Material
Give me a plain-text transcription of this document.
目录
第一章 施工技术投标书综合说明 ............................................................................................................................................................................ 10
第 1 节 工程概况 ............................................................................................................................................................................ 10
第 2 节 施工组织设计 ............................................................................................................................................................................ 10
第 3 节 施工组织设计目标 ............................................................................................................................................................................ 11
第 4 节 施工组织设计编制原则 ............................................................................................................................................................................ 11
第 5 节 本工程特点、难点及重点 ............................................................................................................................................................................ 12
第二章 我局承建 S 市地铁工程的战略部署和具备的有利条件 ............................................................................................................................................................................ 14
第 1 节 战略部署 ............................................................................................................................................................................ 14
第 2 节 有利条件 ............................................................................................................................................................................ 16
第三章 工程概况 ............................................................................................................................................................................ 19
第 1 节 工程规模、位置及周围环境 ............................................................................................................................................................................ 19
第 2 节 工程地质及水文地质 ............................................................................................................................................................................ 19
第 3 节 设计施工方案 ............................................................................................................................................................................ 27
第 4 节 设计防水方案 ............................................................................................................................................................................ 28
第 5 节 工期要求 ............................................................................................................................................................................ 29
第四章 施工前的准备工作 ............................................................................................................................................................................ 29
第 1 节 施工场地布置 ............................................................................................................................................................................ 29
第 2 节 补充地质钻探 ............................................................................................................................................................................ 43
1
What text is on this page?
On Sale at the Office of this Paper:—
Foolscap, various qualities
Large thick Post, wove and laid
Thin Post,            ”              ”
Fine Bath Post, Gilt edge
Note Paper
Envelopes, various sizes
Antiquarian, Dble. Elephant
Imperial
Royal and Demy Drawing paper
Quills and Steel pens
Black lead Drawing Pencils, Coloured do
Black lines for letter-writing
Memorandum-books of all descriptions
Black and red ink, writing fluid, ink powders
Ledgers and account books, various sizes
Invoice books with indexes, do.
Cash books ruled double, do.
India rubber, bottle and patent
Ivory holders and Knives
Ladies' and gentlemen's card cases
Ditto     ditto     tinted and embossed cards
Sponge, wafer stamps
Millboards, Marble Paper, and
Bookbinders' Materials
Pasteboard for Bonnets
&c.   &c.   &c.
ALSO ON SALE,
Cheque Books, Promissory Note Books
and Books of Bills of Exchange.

Goal
Count each line with "sizes" in it and report that figure by itself.

Task result
2